**Records for this task**
*****
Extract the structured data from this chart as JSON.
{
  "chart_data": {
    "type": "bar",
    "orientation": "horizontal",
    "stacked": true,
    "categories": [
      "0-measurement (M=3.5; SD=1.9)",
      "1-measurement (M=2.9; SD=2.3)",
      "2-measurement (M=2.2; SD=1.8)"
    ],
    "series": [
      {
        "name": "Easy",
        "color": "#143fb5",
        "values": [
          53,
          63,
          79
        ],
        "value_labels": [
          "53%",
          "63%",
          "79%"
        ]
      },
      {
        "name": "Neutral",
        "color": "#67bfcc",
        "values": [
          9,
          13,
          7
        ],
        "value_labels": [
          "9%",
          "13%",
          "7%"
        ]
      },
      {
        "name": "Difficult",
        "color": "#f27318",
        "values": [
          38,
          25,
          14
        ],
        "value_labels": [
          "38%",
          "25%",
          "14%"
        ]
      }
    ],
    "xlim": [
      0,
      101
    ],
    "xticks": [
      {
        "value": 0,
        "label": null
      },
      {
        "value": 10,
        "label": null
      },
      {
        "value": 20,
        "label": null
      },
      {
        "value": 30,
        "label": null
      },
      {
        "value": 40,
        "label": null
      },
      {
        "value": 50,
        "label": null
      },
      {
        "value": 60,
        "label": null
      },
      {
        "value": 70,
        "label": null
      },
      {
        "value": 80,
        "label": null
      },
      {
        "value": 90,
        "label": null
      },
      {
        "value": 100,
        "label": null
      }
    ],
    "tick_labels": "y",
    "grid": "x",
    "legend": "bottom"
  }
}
*****
**Aim**
Go through the material above and count the lines that contain "color"; give that number alone.

**Response to the task**
3